Below are some records. How many of their lines contain the string "kami"? Give the number only.

····················

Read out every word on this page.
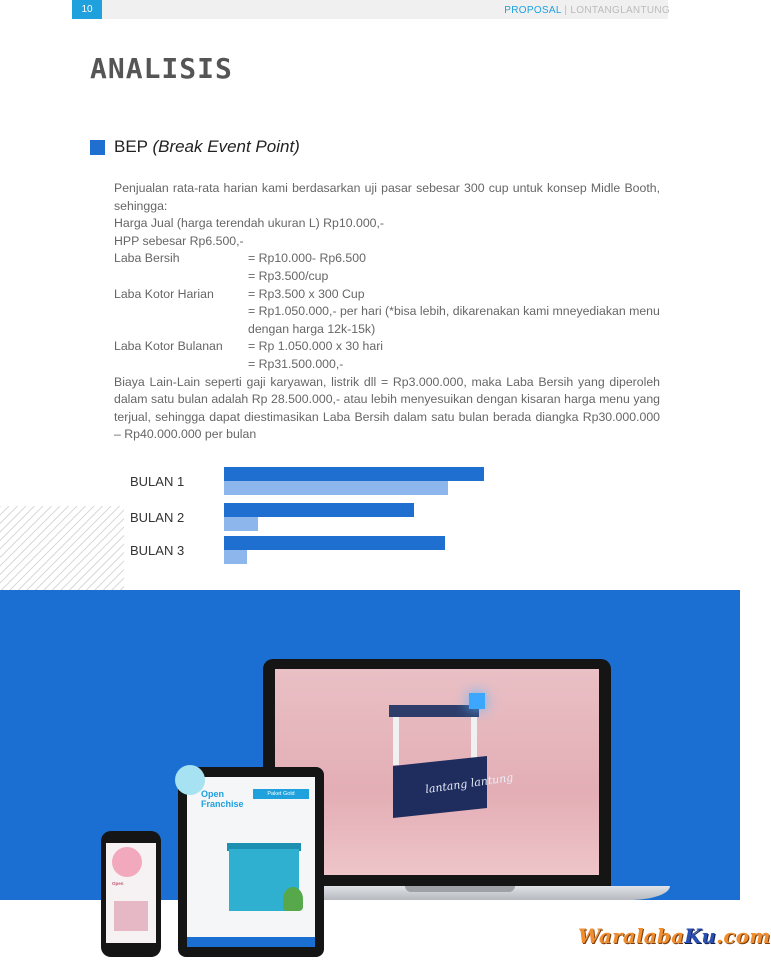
10	PROPOSAL | LONTANGLANTUNG
ANALISIS
BEP (Break Event Point)

Penjualan rata-rata harian kami berdasarkan uji pasar sebesar 300 cup untuk konsep Midle Booth, sehingga:

Harga Jual (harga terendah ukuran L) Rp10.000,-

HPP sebesar Rp6.500,-

Laba Bersih	= Rp10.000- Rp6.500
= Rp3.500/cup
Laba Kotor Harian	= Rp3.500 x 300 Cup
= Rp1.050.000,- per hari (*bisa lebih, dikarenakan kami mneyediakan menu dengan harga 12k-15k)
Laba Kotor Bulanan	= Rp 1.050.000 x 30 hari
= Rp31.500.000,-

Biaya Lain-Lain seperti gaji karyawan, listrik dll = Rp3.000.000, maka Laba Bersih yang diperoleh dalam satu bulan adalah Rp 28.500.000,- atau lebih menyesuikan dengan kisaran harga menu yang terjual, sehingga dapat diestimasikan Laba Bersih dalam satu bulan berada diangka Rp30.000.000 – Rp40.000.000 per bulan

BULAN 1
BULAN 2
BULAN 3
lantang lantung
Open
Franchise
Paket Gold
Open
WaralabaKu.com
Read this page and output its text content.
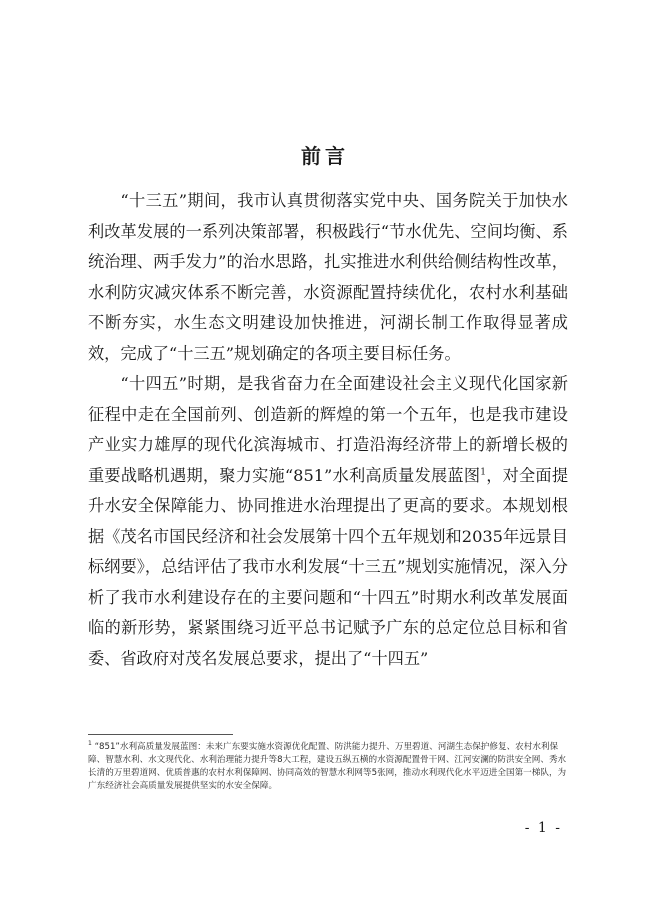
前言

“十三五”期间，我市认真贯彻落实党中央、国务院关于加快水利改革发展的一系列决策部署，积极践行“节水优先、空间均衡、系统治理、两手发力”的治水思路，扎实推进水利供给侧结构性改革，水利防灾减灾体系不断完善，水资源配置持续优化，农村水利基础不断夯实，水生态文明建设加快推进，河湖长制工作取得显著成效，完成了“十三五”规划确定的各项主要目标任务。

“十四五”时期，是我省奋力在全面建设社会主义现代化国家新征程中走在全国前列、创造新的辉煌的第一个五年，也是我市建设产业实力雄厚的现代化滨海城市、打造沿海经济带上的新增长极的重要战略机遇期，聚力实施“851”水利高质量发展蓝图$^1$，对全面提升水安全保障能力、协同推进水治理提出了更高的要求。本规划根据《茂名市国民经济和社会发展第十四个五年规划和2035年远景目标纲要》，总结评估了我市水利发展“十三五”规划实施情况，深入分析了我市水利建设存在的主要问题和“十四五”时期水利改革发展面临的新形势，紧紧围绕习近平总书记赋予广东的总定位总目标和省委、省政府对茂名发展总要求，提出了“十四五”

$^1$ “851”水利高质量发展蓝图：未来广东要实施水资源优化配置、防洪能力提升、万里碧道、河湖生态保护修复、农村水利保障、智慧水利、水文现代化、水利治理能力提升等8大工程，建设五纵五横的水资源配置骨干网、江河安澜的防洪安全网、秀水长清的万里碧道网、优质普惠的农村水利保障网、协同高效的智慧水利网等5张网，推动水利现代化水平迈进全国第一梯队，为广东经济社会高质量发展提供坚实的水安全保障。
- 1 -
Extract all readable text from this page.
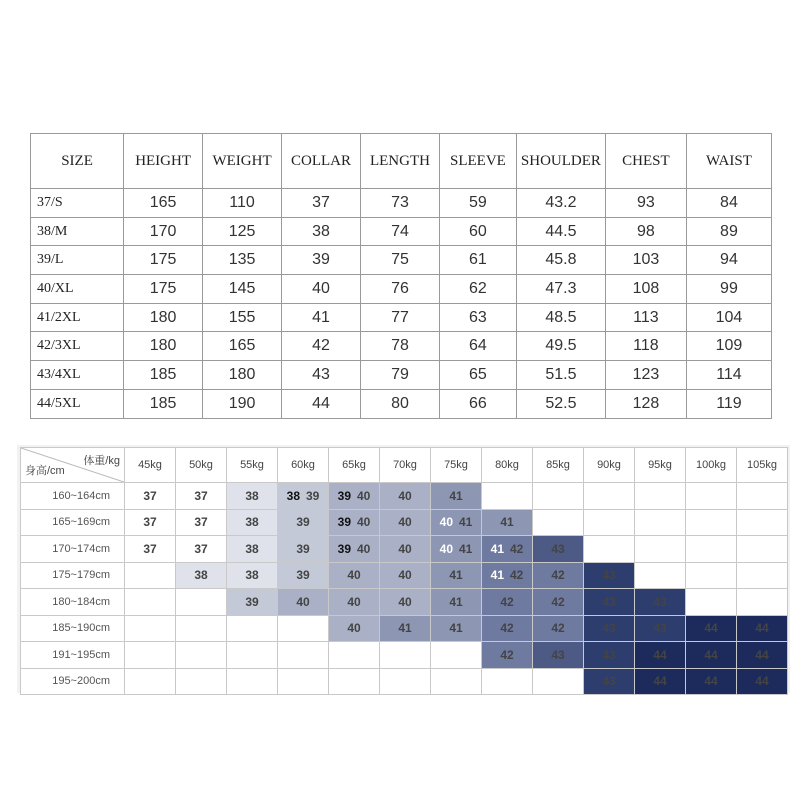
SIZE	HEIGHT	WEIGHT	COLLAR	LENGTH	SLEEVE	SHOULDER	CHEST	WAIST
37/S	165	110	37	73	59	43.2	93	84
38/M	170	125	38	74	60	44.5	98	89
39/L	175	135	39	75	61	45.8	103	94
40/XL	175	145	40	76	62	47.3	108	99
41/2XL	180	155	41	77	63	48.5	113	104
42/3XL	180	165	42	78	64	49.5	118	109
43/4XL	185	180	43	79	65	51.5	123	114
44/5XL	185	190	44	80	66	52.5	128	119
体重/kg
身高/cm	45kg	50kg	55kg	60kg	65kg	70kg	75kg	80kg	85kg	90kg	95kg	100kg	105kg
160~164cm	37	37	38	38 39	39 40	40	41						

165~169cm	37	37	38	39	39 40	40	40 41	41					

170~174cm	37	37	38	39	39 40	40	40 41	41 42	43				

175~179cm		38	38	39	40	40	41	41 42	42	43			

180~184cm			39	40	40	40	41	42	42	43	43		

185~190cm					40	41	41	42	42	43	43	44	44

191~195cm								42	43	43	44	44	44

195~200cm										43	44	44	44
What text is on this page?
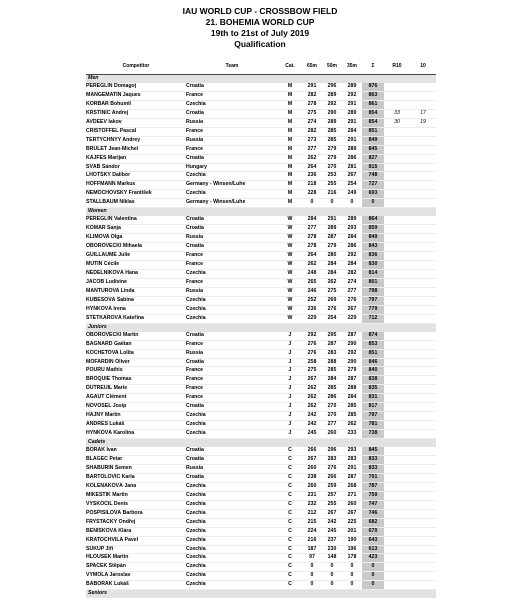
IAU WORLD CUP - CROSSBOW FIELD
21. BOHEMIA WORLD CUP
19th to 21st of July 2019
Qualification
Competitor	Team	Cat.	65m	50m	35m	Σ	R10	10
Men								
PEREGLIN Domagoj	Croatia	M	291	296	289	876		
MANGEMATIN Jaques	France	M	282	289	292	863		
KORBAŘ Bohumil	Czechia	M	278	292	291	861		
KRSTINIĆ Andrej	Croatia	M	275	290	289	854	33	17
AVDEEV Iakov	Russia	M	274	289	291	854	30	19
CRISTOFFEL Pascal	France	M	282	285	284	851		
TERTYCHNYY Andrey	Russia	M	273	285	291	849		
BRULET Jean-Michel	France	M	277	279	289	845		
KAJFEŠ Marijan	Croatia	M	262	279	286	827		
SVÁB Sándor	Hungary	M	264	270	281	815		
LHOTSKÝ Dalibor	Czechia	M	236	253	267	748		
HOFFMANN Markus	Germany - Winsen/Luhe	M	218	255	254	727		
NEMOCHOVSKÝ František	Czechia	M	228	216	249	693		
STALLBAUM Niklas	Germany - Winsen/Luhe	M	0	0	0	0		
Women								
PEREGLIN Valentina	Croatia	W	284	291	289	864		
KOMAR Sanja	Croatia	W	277	289	293	859		
KLIMOVA Olga	Russia	W	278	287	284	849		
OBOROVEČKI Mihaela	Croatia	W	278	279	286	843		
GUILLAUME Julie	France	W	264	280	292	836		
MUTIN Cécile	France	W	262	284	284	830		
NEDĚLNÍKOVÁ Hana	Czechia	W	248	284	282	814		
JACOB Ludivine	France	W	265	262	274	801		
MANTUROVA Linda	Russia	W	246	275	277	798		
KUBESOVÁ Sabina	Czechia	W	252	269	276	797		
HYNKOVÁ Irena	Czechia	W	236	276	267	779		
ŠTĚTKÁŘOVÁ Kateřina	Czechia	W	229	254	229	712		
Juniors								
OBOROVEČKI Martin	Croatia	J	292	295	287	874		
BAGNARD Gaëtan	France	J	276	287	290	853		
KOCHETOVA Lolita	Russia	J	276	283	292	851		
MOFARDIN Oliver	Croatia	J	258	288	290	846		
POURU Mathis	France	J	275	285	279	840		
BROQUIE Thomas	France	J	267	284	287	838		
DUTREUIL Marie	France	J	262	285	288	835		
AGAUT Clément	France	J	262	286	284	831		
NOVOSEL Josip	Croatia	J	262	270	285	817		
HAJNÝ Martin	Czechia	J	242	270	285	797		
ANDRÉS Lukáš	Czechia	J	242	277	262	781		
HYNKOVÁ Karolína	Czechia	J	245	260	233	738		
Cadets								
BORAK Ivan	Croatia	C	266	296	293	845		
BLAGEC Petar	Croatia	C	267	283	283	833		
SHABURIN Semen	Russia	C	260	276	291	833		
BARTOLOVIĆ Karla	Croatia	C	238	266	287	791		
KOLEŇÁKOVÁ Jana	Czechia	C	260	259	268	787		
MIKEŠTÍK Martin	Czechia	C	231	257	271	759		
VYSKOČIL Denis	Czechia	C	232	255	260	747		
POSPÍŠILOVÁ Barbora	Czechia	C	212	267	267	746		
FRYŠTACKÝ Ondřej	Czechia	C	215	242	225	682		
BENIŠKOVÁ Klára	Czechia	C	224	245	201	670		
KRATOCHVÍLA Pavel	Czechia	C	216	237	190	643		
SUKUP Jiří	Czechia	C	187	230	196	613		
HLOUŠEK Martin	Czechia	C	97	148	178	423		
ŠPAČEK Štěpán	Czechia	C	0	0	0	0		
VÝMOLA Jaroslav	Czechia	C	0	0	0	0		
BABORÁK Lukáš	Czechia	C	0	0	0	0		
Seniors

····················

Problem solution:
2